[Work to complete]:
Extract the records below word for word and ignore the images.

══════

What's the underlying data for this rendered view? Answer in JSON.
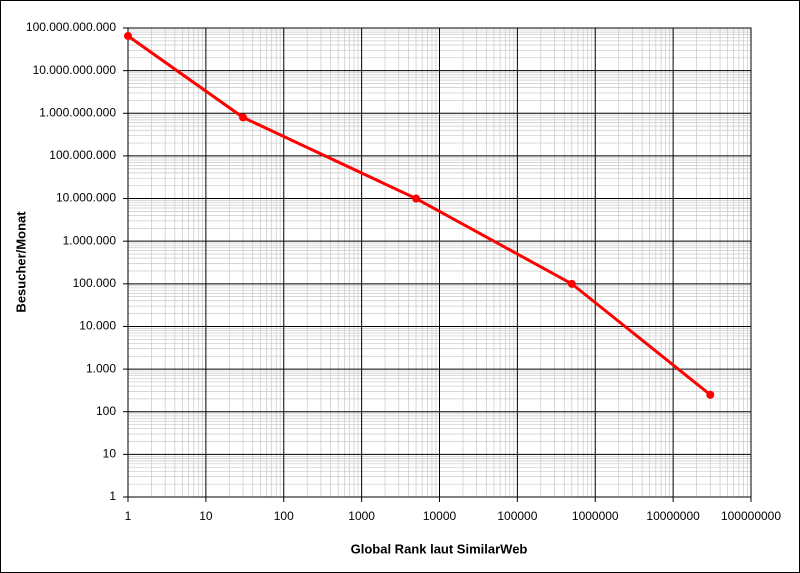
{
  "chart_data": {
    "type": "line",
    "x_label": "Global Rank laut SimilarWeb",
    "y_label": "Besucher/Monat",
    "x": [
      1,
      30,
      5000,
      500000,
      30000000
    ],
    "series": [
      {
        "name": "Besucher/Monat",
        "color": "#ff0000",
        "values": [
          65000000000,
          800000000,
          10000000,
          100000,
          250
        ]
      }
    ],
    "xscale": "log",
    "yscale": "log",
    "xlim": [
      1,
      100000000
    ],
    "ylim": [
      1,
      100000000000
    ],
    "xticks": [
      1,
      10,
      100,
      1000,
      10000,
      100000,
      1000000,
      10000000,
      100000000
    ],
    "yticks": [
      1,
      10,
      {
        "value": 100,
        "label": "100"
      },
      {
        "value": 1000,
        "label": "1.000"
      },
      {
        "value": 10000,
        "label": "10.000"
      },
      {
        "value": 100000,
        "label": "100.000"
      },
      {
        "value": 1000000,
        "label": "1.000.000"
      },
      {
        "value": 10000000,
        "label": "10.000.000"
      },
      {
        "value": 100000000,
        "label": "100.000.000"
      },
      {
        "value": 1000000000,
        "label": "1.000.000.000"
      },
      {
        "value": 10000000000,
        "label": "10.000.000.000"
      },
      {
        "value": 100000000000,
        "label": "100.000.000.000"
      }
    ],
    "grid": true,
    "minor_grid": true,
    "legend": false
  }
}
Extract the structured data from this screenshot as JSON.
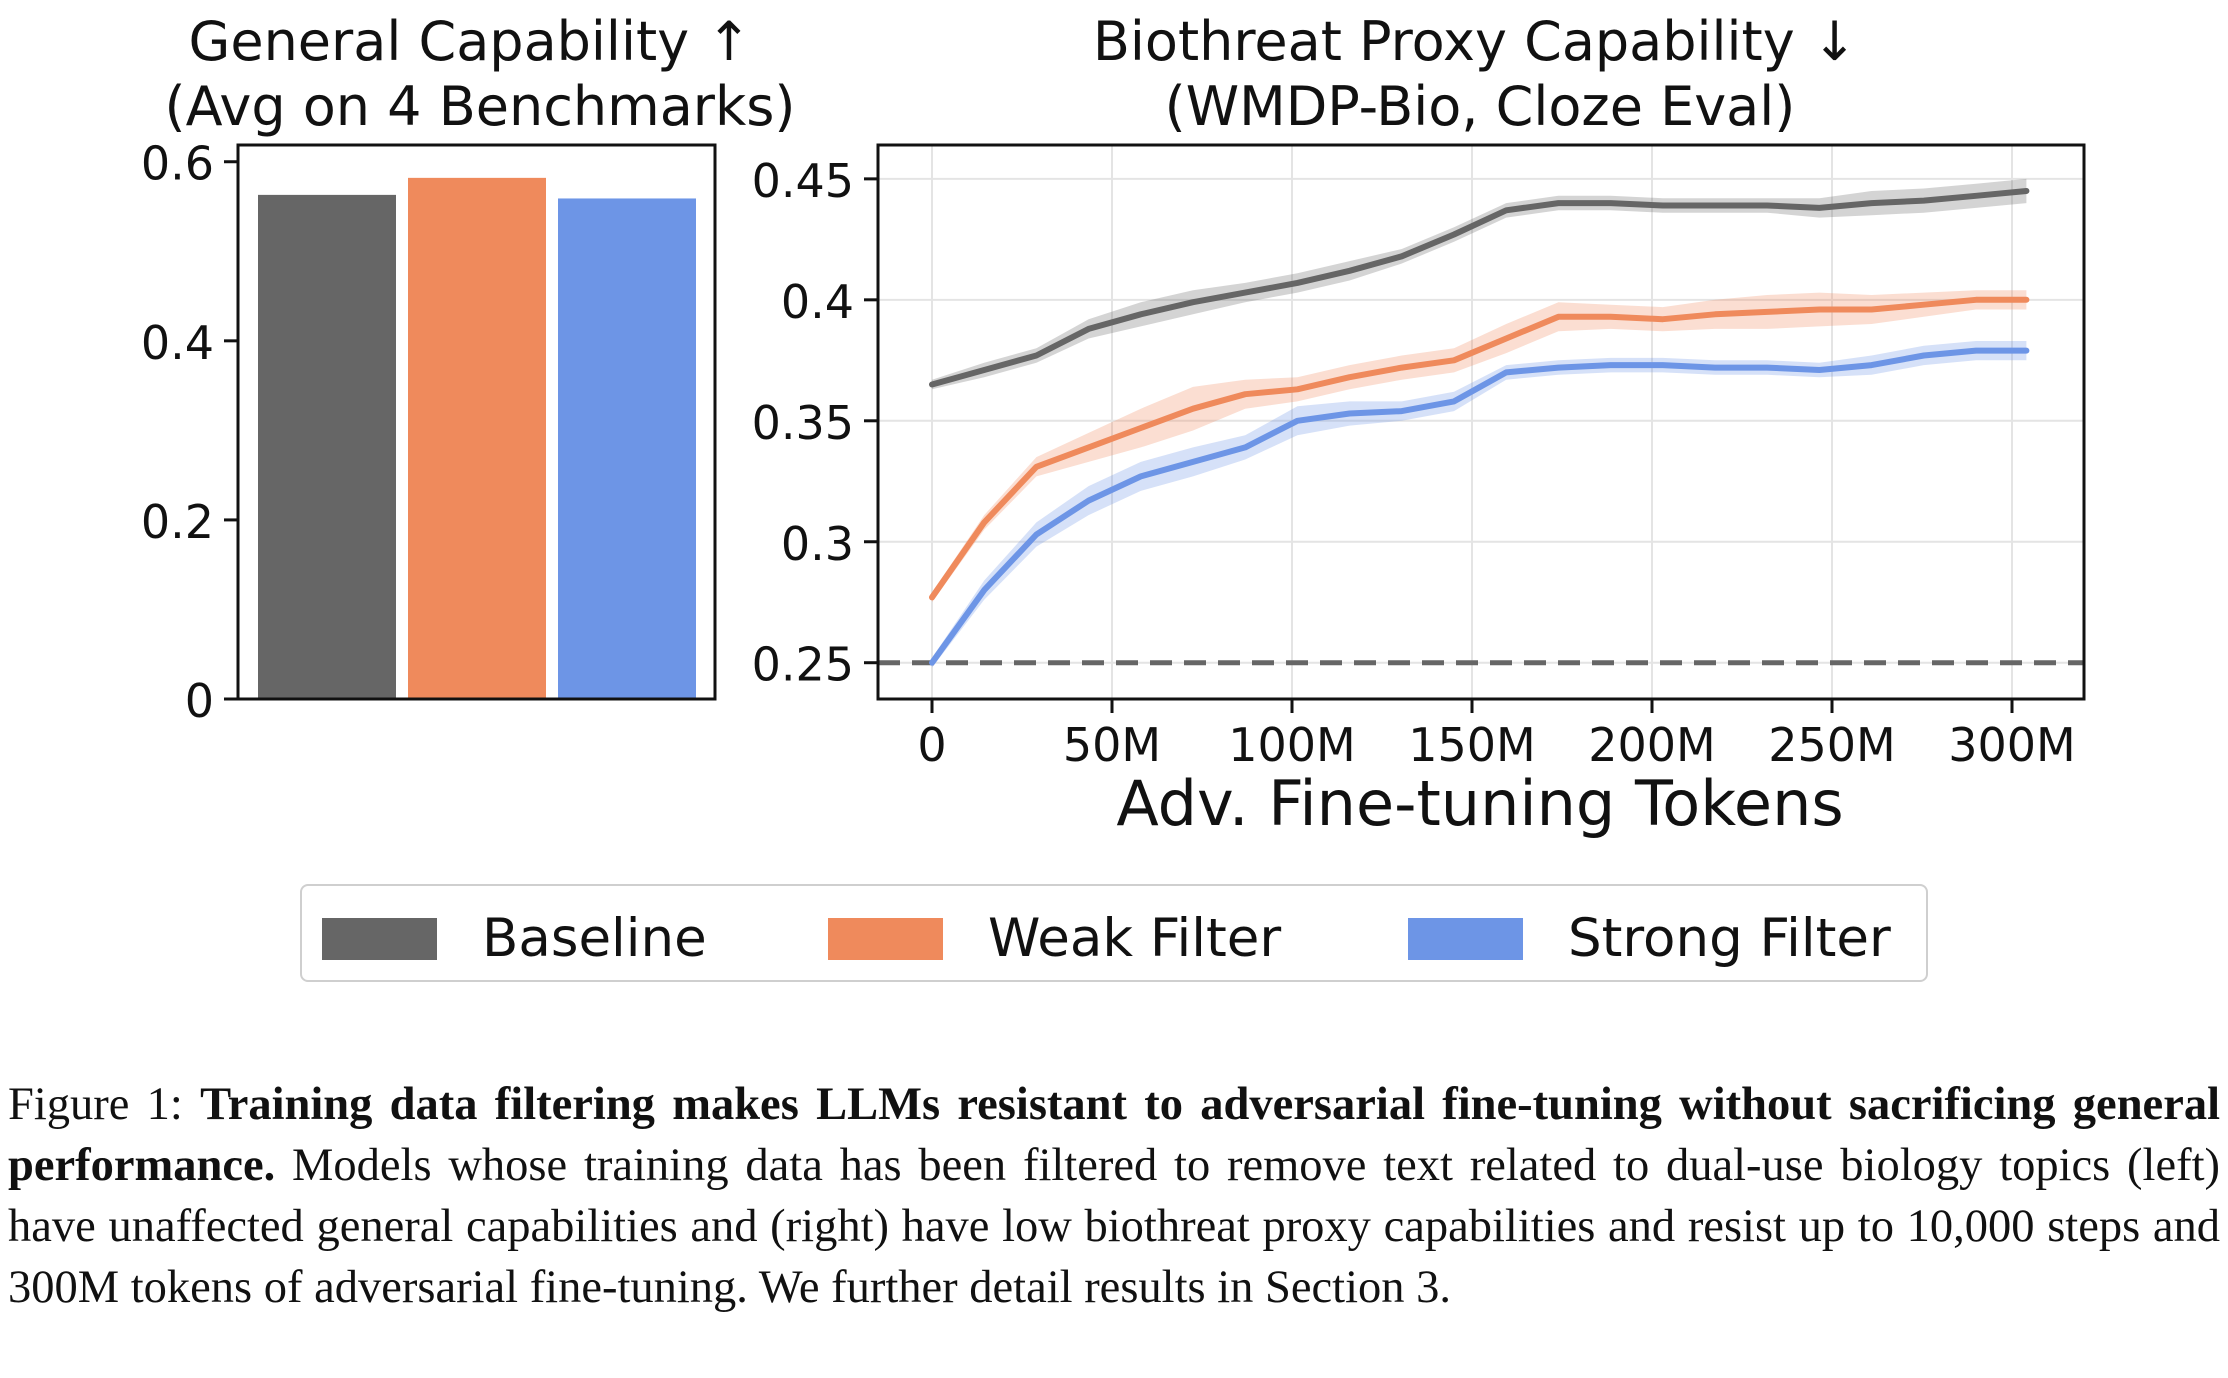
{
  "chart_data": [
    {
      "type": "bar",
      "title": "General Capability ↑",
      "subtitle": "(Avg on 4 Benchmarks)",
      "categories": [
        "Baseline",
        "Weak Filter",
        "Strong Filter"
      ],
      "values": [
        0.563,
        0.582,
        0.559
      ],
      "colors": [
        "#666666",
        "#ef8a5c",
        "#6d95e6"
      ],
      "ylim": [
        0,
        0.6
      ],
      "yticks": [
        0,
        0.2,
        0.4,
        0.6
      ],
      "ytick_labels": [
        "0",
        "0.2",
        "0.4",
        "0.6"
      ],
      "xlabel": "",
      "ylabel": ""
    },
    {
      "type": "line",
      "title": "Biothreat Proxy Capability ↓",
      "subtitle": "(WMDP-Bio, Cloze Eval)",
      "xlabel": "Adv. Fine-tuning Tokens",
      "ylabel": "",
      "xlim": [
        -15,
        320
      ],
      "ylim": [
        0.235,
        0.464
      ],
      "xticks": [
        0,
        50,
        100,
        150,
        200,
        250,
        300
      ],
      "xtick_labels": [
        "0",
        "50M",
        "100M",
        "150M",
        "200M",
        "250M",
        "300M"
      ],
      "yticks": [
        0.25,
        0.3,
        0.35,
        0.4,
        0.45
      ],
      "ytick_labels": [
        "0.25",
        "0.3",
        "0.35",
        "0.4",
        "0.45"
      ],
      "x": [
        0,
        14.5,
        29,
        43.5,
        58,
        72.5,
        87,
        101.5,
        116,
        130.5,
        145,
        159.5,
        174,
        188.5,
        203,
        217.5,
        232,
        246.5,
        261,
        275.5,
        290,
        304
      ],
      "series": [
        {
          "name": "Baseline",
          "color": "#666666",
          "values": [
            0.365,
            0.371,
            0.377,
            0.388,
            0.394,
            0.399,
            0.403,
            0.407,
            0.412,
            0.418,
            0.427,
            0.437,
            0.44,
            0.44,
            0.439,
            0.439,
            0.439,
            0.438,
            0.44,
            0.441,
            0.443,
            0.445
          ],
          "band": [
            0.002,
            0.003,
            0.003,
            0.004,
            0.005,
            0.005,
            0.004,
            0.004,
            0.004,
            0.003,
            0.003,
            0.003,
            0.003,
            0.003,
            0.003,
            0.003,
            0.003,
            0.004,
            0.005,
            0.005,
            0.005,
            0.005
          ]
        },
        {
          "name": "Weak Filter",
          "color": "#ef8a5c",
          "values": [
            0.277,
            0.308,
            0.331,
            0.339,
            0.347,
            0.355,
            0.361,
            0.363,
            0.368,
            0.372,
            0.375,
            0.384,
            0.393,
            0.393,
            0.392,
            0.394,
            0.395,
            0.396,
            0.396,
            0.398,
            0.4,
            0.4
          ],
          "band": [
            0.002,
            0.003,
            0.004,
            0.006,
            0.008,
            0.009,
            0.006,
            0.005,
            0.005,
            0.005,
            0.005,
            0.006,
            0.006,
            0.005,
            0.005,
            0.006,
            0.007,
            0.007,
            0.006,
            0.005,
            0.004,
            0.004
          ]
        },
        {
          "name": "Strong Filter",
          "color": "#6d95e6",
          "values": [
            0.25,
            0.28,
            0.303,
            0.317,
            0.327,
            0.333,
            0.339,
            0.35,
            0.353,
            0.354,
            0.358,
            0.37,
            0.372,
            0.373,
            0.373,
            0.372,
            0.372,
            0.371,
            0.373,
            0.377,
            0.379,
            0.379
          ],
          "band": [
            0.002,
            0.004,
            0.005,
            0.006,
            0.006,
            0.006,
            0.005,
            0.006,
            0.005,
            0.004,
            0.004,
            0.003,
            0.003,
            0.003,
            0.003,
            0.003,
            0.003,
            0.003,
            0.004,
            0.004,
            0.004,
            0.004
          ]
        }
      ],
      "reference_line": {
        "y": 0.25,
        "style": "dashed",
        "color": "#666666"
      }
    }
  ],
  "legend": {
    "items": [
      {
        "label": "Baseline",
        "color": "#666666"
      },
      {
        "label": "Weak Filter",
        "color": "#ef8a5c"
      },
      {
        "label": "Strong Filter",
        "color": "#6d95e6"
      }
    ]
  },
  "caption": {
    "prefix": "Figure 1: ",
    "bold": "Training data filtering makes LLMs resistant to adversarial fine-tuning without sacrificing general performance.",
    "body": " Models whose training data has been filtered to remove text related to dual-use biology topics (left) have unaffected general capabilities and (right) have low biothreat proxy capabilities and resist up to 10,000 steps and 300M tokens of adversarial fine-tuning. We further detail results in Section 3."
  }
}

══════

[Completed task]:
What's the underlying data for this rendered view? Answer in JSON.
{
  "chart_data": {
    "type": "line",
    "x_label": "Global Rank laut SimilarWeb",
    "y_label": "Besucher/Monat",
    "x": [
      1,
      30,
      5000,
      500000,
      30000000
    ],
    "series": [
      {
        "name": "Besucher/Monat",
        "color": "#ff0000",
        "values": [
          65000000000,
          800000000,
          10000000,
          100000,
          250
        ]
      }
    ],
    "xscale": "log",
    "yscale": "log",
    "xlim": [
      1,
      100000000
    ],
    "ylim": [
      1,
      100000000000
    ],
    "xticks": [
      1,
      10,
      100,
      1000,
      10000,
      100000,
      1000000,
      10000000,
      100000000
    ],
    "yticks": [
      1,
      10,
      {
        "value": 100,
        "label": "100"
      },
      {
        "value": 1000,
        "label": "1.000"
      },
      {
        "value": 10000,
        "label": "10.000"
      },
      {
        "value": 100000,
        "label": "100.000"
      },
      {
        "value": 1000000,
        "label": "1.000.000"
      },
      {
        "value": 10000000,
        "label": "10.000.000"
      },
      {
        "value": 100000000,
        "label": "100.000.000"
      },
      {
        "value": 1000000000,
        "label": "1.000.000.000"
      },
      {
        "value": 10000000000,
        "label": "10.000.000.000"
      },
      {
        "value": 100000000000,
        "label": "100.000.000.000"
      }
    ],
    "grid": true,
    "minor_grid": true,
    "legend": false
  }
}
Extract the structured data from this screenshot as JSON.
{
  "chart_data": [
    {
      "type": "bar",
      "title": "General Capability ↑",
      "subtitle": "(Avg on 4 Benchmarks)",
      "categories": [
        "Baseline",
        "Weak Filter",
        "Strong Filter"
      ],
      "values": [
        0.563,
        0.582,
        0.559
      ],
      "colors": [
        "#666666",
        "#ef8a5c",
        "#6d95e6"
      ],
      "ylim": [
        0,
        0.6
      ],
      "yticks": [
        0,
        0.2,
        0.4,
        0.6
      ],
      "ytick_labels": [
        "0",
        "0.2",
        "0.4",
        "0.6"
      ],
      "xlabel": "",
      "ylabel": ""
    },
    {
      "type": "line",
      "title": "Biothreat Proxy Capability ↓",
      "subtitle": "(WMDP-Bio, Cloze Eval)",
      "xlabel": "Adv. Fine-tuning Tokens",
      "ylabel": "",
      "xlim": [
        -15,
        320
      ],
      "ylim": [
        0.235,
        0.464
      ],
      "xticks": [
        0,
        50,
        100,
        150,
        200,
        250,
        300
      ],
      "xtick_labels": [
        "0",
        "50M",
        "100M",
        "150M",
        "200M",
        "250M",
        "300M"
      ],
      "yticks": [
        0.25,
        0.3,
        0.35,
        0.4,
        0.45
      ],
      "ytick_labels": [
        "0.25",
        "0.3",
        "0.35",
        "0.4",
        "0.45"
      ],
      "x": [
        0,
        14.5,
        29,
        43.5,
        58,
        72.5,
        87,
        101.5,
        116,
        130.5,
        145,
        159.5,
        174,
        188.5,
        203,
        217.5,
        232,
        246.5,
        261,
        275.5,
        290,
        304
      ],
      "series": [
        {
          "name": "Baseline",
          "color": "#666666",
          "values": [
            0.365,
            0.371,
            0.377,
            0.388,
            0.394,
            0.399,
            0.403,
            0.407,
            0.412,
            0.418,
            0.427,
            0.437,
            0.44,
            0.44,
            0.439,
            0.439,
            0.439,
            0.438,
            0.44,
            0.441,
            0.443,
            0.445
          ],
          "band": [
            0.002,
            0.003,
            0.003,
            0.004,
            0.005,
            0.005,
            0.004,
            0.004,
            0.004,
            0.003,
            0.003,
            0.003,
            0.003,
            0.003,
            0.003,
            0.003,
            0.003,
            0.004,
            0.005,
            0.005,
            0.005,
            0.005
          ]
        },
        {
          "name": "Weak Filter",
          "color": "#ef8a5c",
          "values": [
            0.277,
            0.308,
            0.331,
            0.339,
            0.347,
            0.355,
            0.361,
            0.363,
            0.368,
            0.372,
            0.375,
            0.384,
            0.393,
            0.393,
            0.392,
            0.394,
            0.395,
            0.396,
            0.396,
            0.398,
            0.4,
            0.4
          ],
          "band": [
            0.002,
            0.003,
            0.004,
            0.006,
            0.008,
            0.009,
            0.006,
            0.005,
            0.005,
            0.005,
            0.005,
            0.006,
            0.006,
            0.005,
            0.005,
            0.006,
            0.007,
            0.007,
            0.006,
            0.005,
            0.004,
            0.004
          ]
        },
        {
          "name": "Strong Filter",
          "color": "#6d95e6",
          "values": [
            0.25,
            0.28,
            0.303,
            0.317,
            0.327,
            0.333,
            0.339,
            0.35,
            0.353,
            0.354,
            0.358,
            0.37,
            0.372,
            0.373,
            0.373,
            0.372,
            0.372,
            0.371,
            0.373,
            0.377,
            0.379,
            0.379
          ],
          "band": [
            0.002,
            0.004,
            0.005,
            0.006,
            0.006,
            0.006,
            0.005,
            0.006,
            0.005,
            0.004,
            0.004,
            0.003,
            0.003,
            0.003,
            0.003,
            0.003,
            0.003,
            0.003,
            0.004,
            0.004,
            0.004,
            0.004
          ]
        }
      ],
      "reference_line": {
        "y": 0.25,
        "style": "dashed",
        "color": "#666666"
      }
    }
  ],
  "legend": {
    "items": [
      {
        "label": "Baseline",
        "color": "#666666"
      },
      {
        "label": "Weak Filter",
        "color": "#ef8a5c"
      },
      {
        "label": "Strong Filter",
        "color": "#6d95e6"
      }
    ]
  },
  "caption": {
    "prefix": "Figure 1: ",
    "bold": "Training data filtering makes LLMs resistant to adversarial fine-tuning without sacrificing general performance.",
    "body": " Models whose training data has been filtered to remove text related to dual-use biology topics (left) have unaffected general capabilities and (right) have low biothreat proxy capabilities and resist up to 10,000 steps and 300M tokens of adversarial fine-tuning. We further detail results in Section 3."
  }
}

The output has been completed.